Find each line containing the string "Million". Copy it.
+-------+
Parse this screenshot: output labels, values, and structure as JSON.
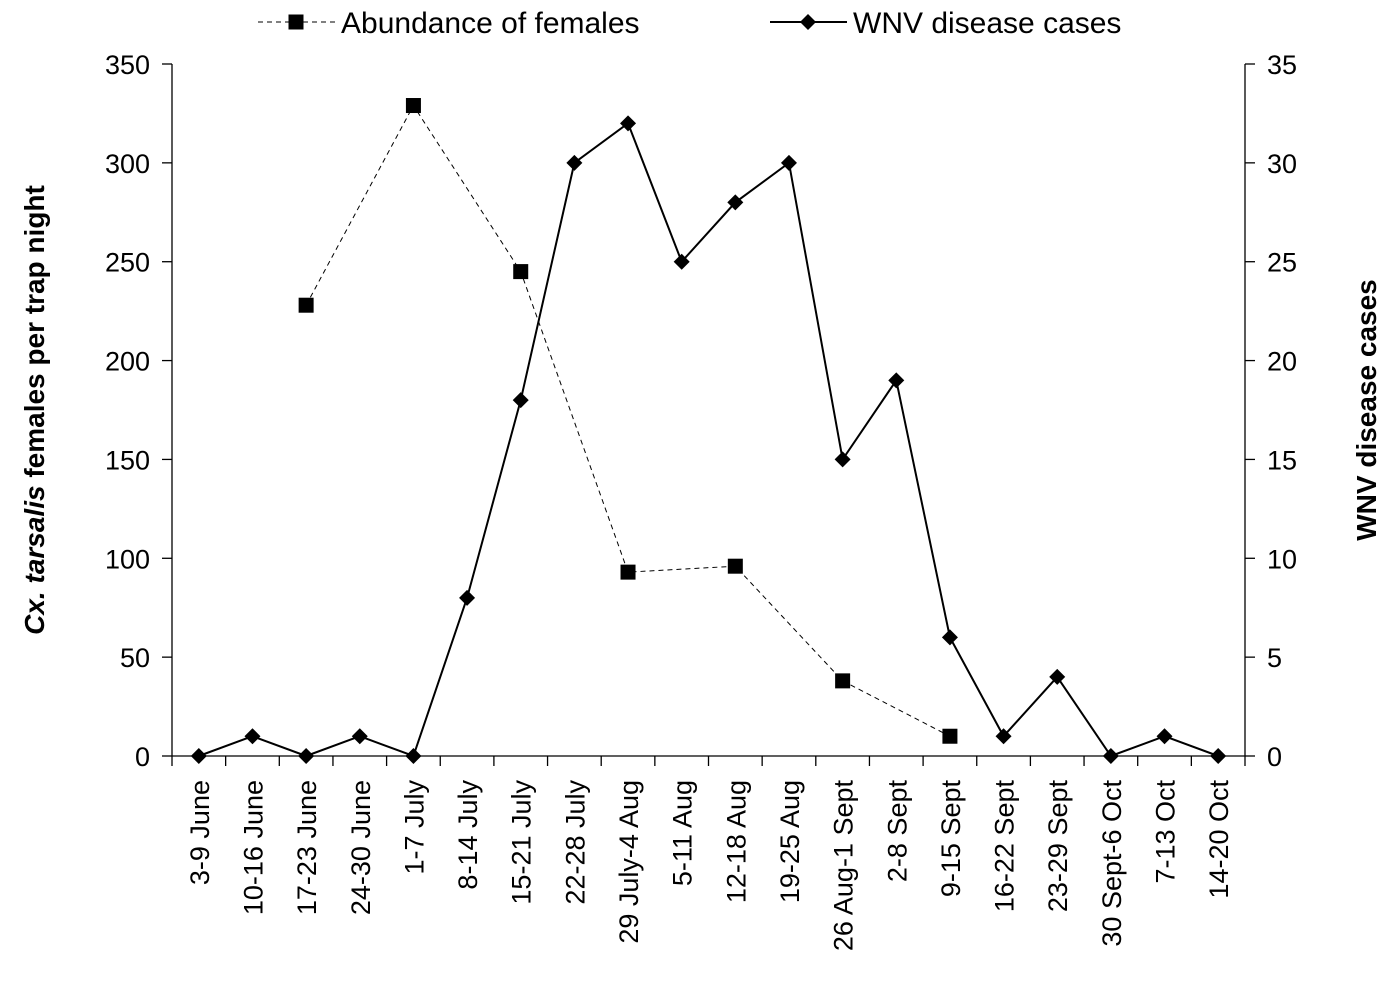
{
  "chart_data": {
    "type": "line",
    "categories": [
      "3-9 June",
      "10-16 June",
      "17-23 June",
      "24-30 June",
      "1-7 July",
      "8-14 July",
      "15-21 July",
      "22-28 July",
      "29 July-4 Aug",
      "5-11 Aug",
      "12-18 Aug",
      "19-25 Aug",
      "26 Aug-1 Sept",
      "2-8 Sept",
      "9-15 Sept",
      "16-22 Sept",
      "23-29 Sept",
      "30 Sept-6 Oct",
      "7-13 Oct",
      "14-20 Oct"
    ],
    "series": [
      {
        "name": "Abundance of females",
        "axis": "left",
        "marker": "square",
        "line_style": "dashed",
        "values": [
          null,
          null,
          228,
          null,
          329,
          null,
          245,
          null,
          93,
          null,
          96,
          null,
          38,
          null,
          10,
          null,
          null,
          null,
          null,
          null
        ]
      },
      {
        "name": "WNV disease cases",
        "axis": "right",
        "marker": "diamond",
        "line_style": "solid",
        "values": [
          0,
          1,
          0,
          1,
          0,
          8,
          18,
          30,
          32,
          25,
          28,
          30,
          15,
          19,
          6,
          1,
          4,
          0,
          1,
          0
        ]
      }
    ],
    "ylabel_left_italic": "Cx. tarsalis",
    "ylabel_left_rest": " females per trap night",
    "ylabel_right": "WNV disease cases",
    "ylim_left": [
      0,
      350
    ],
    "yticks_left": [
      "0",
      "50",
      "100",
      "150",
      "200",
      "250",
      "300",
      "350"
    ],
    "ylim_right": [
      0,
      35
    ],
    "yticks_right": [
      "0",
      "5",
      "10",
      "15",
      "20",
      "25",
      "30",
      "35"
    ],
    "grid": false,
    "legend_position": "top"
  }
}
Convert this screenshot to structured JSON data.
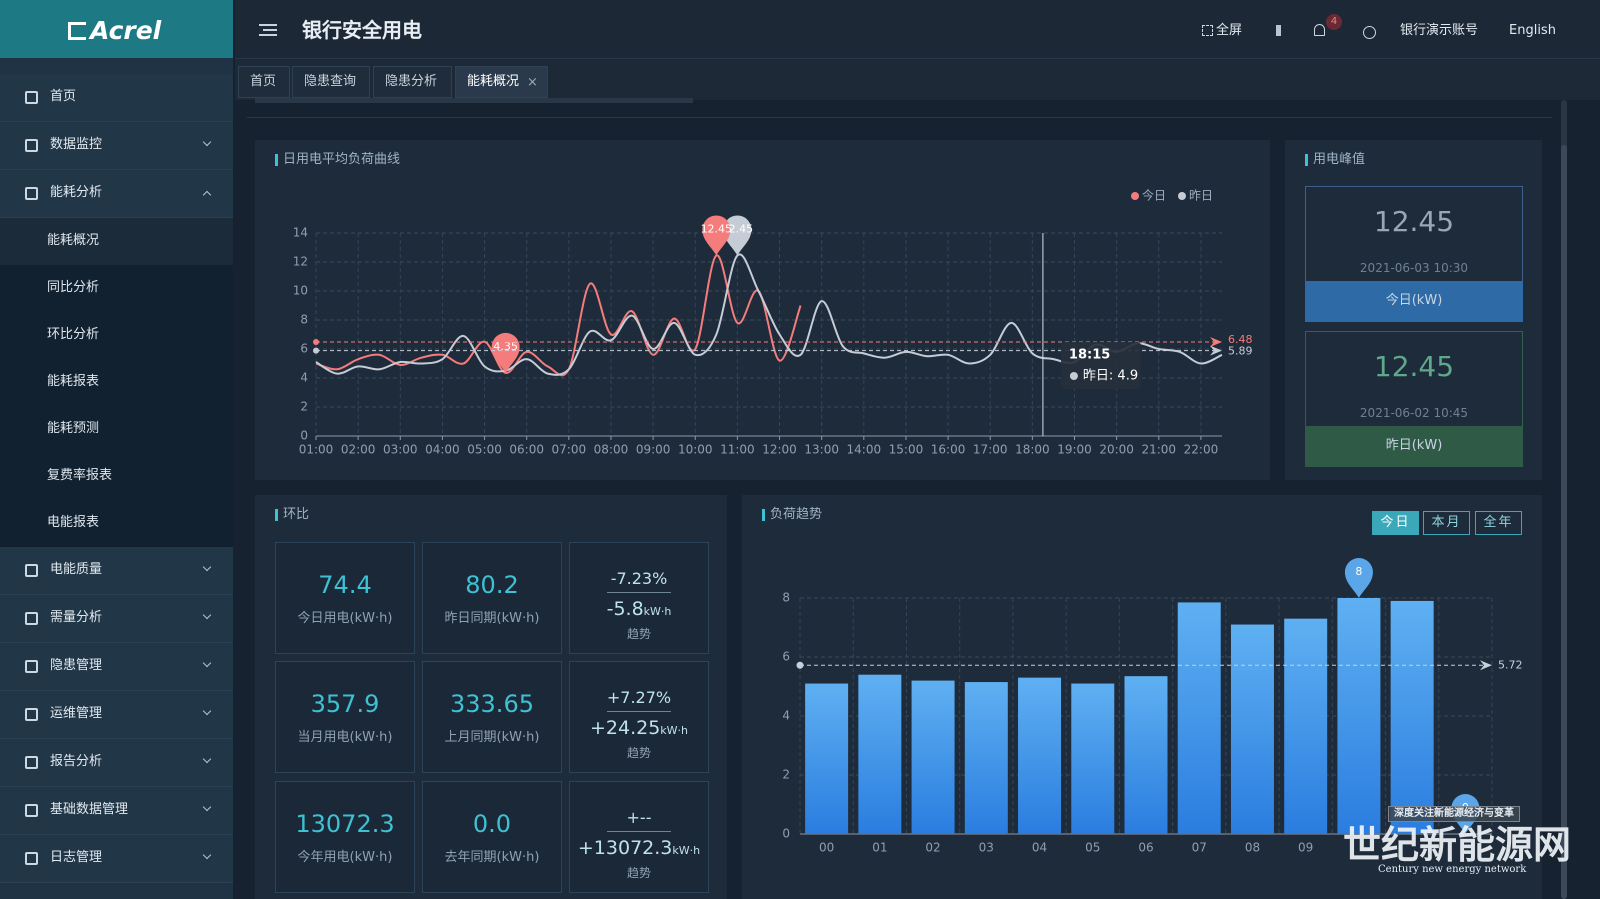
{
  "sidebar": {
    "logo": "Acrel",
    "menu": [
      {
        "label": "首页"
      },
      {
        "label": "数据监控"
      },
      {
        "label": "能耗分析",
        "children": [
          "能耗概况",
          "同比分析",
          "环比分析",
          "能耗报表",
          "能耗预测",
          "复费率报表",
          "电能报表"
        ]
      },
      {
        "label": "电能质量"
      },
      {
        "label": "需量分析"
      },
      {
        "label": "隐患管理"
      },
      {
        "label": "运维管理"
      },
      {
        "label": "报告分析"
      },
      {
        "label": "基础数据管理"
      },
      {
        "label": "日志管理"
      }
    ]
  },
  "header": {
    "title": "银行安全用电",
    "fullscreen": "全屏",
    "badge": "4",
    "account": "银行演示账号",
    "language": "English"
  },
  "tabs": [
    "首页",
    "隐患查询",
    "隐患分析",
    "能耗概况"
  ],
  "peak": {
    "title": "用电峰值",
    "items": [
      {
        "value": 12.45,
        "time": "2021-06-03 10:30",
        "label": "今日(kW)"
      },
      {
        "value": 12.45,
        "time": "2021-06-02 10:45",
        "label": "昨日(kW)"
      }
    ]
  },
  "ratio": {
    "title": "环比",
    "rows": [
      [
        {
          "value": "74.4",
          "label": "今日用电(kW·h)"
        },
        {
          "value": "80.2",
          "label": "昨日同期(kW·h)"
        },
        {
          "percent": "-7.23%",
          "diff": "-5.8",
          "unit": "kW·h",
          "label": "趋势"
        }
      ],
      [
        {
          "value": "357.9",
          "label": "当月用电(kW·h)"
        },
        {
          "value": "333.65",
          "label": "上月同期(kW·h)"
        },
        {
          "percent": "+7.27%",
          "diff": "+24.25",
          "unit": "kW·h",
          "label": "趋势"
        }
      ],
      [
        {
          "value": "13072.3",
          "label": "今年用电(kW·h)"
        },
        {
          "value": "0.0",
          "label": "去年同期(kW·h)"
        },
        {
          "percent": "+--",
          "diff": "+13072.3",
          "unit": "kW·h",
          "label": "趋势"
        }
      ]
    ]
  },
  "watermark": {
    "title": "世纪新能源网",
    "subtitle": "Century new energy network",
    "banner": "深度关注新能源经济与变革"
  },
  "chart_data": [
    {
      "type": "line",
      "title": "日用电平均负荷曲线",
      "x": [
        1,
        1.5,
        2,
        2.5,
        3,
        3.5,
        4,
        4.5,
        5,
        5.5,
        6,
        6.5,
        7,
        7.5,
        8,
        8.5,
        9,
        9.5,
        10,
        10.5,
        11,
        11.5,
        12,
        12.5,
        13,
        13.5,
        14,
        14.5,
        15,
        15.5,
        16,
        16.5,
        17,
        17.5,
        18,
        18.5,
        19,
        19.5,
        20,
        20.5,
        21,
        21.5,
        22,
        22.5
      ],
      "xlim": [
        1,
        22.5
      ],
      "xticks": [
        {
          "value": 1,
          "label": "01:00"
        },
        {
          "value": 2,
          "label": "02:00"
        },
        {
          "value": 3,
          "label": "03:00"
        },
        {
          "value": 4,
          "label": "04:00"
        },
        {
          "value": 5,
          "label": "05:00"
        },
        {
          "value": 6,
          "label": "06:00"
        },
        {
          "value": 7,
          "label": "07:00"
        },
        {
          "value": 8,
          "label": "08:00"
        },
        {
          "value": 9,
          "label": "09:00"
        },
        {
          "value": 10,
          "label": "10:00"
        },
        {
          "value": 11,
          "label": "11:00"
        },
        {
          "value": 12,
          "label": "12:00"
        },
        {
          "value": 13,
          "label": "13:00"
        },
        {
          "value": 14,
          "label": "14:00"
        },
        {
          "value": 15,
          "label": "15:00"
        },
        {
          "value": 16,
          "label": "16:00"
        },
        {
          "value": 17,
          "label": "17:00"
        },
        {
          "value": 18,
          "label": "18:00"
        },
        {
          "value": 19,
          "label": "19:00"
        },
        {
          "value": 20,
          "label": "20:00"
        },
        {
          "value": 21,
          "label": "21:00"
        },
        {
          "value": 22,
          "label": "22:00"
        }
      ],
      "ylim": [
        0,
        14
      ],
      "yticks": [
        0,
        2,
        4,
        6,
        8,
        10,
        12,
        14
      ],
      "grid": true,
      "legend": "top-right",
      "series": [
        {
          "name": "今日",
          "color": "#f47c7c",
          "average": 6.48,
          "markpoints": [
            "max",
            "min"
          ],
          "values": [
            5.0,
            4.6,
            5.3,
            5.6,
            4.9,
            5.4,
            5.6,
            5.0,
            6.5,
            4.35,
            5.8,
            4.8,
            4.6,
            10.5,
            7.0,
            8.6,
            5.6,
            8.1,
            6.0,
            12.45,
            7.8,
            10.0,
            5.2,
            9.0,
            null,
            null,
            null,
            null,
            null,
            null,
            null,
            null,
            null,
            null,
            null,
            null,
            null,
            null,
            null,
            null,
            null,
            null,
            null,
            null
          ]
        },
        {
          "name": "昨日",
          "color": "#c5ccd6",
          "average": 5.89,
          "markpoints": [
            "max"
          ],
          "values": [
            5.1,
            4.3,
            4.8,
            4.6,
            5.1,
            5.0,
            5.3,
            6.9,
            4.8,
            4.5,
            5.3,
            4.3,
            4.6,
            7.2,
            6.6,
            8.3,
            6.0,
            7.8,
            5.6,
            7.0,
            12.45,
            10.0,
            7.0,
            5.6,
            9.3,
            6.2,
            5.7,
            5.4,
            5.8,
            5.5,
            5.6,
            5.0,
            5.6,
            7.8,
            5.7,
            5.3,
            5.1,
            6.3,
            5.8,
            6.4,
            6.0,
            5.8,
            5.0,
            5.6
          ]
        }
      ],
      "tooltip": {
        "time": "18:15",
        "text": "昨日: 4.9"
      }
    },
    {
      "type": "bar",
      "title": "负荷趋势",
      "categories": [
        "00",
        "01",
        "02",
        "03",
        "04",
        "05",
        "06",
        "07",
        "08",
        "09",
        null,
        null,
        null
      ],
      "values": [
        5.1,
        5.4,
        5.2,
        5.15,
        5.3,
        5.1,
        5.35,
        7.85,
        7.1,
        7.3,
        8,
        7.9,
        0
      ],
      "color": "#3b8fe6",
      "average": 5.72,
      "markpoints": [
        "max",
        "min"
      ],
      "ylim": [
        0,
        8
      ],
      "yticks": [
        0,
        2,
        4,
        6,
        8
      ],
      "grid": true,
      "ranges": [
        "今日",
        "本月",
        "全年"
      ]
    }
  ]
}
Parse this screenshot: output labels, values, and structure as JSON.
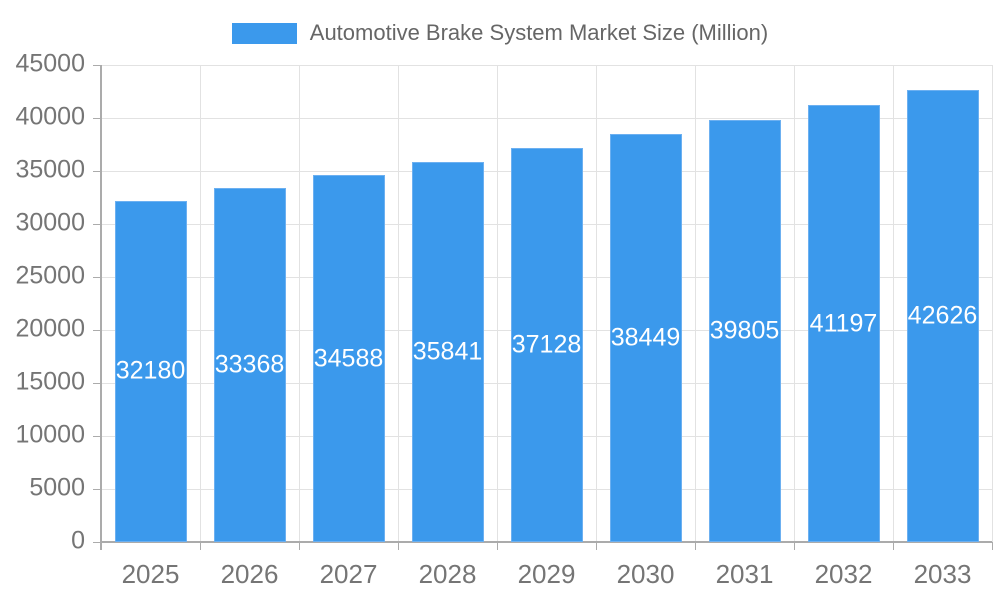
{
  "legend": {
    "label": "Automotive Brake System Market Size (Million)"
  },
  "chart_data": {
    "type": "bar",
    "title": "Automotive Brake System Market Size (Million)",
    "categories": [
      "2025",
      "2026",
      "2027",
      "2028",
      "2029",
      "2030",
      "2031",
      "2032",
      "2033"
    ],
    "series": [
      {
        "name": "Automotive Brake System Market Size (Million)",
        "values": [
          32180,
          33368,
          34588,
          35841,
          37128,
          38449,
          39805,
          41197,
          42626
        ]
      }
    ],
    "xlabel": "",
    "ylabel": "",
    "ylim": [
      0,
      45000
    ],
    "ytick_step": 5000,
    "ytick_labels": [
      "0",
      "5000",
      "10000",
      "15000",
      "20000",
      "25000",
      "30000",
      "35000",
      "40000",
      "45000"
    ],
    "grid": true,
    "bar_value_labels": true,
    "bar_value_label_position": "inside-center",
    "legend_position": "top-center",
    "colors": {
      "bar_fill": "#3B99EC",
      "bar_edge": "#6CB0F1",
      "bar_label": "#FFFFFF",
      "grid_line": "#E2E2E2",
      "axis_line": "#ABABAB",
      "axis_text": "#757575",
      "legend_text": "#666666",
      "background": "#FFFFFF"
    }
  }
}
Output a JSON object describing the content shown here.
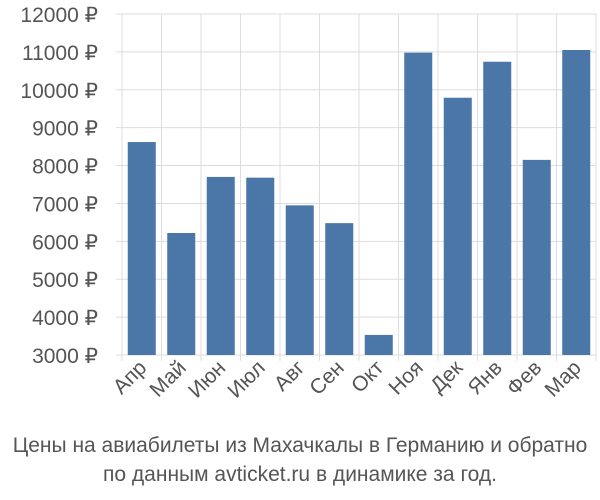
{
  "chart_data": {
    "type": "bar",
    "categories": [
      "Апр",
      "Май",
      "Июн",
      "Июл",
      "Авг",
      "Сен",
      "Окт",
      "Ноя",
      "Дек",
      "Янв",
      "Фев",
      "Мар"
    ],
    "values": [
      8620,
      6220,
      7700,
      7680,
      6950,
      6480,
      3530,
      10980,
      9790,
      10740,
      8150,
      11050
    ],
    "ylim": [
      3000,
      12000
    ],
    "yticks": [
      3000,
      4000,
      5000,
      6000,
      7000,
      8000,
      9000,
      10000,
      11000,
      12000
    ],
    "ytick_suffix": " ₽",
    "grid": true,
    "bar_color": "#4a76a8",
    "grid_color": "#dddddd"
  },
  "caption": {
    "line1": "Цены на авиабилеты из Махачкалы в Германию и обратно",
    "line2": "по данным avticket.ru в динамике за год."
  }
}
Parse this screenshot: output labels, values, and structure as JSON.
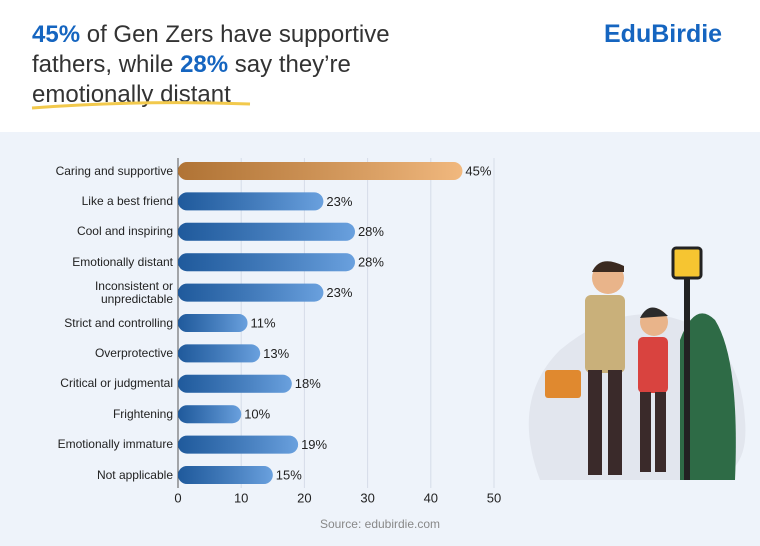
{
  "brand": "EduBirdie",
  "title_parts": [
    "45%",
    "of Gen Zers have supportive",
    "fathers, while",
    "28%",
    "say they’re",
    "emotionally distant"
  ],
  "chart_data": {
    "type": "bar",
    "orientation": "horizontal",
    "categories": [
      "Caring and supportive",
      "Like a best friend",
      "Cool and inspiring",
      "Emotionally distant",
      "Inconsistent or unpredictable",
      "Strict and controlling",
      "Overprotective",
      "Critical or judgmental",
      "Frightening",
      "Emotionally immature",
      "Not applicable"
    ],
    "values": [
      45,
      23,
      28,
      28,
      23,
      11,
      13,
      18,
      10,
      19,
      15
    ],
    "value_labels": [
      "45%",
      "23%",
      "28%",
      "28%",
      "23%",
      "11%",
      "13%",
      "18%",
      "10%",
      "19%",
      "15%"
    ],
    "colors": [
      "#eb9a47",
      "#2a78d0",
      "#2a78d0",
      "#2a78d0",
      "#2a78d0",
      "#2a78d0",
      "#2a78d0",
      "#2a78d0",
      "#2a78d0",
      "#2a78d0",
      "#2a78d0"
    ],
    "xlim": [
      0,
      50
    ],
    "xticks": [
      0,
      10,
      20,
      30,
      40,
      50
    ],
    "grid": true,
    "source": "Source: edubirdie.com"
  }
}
+-------+
**Exercise response**
    "label": "Automotive Brake System Market Size (Million)"
    "title": "Automotive Brake System Market Size (Million)",
        "name": "Automotive Brake System Market Size (Million)",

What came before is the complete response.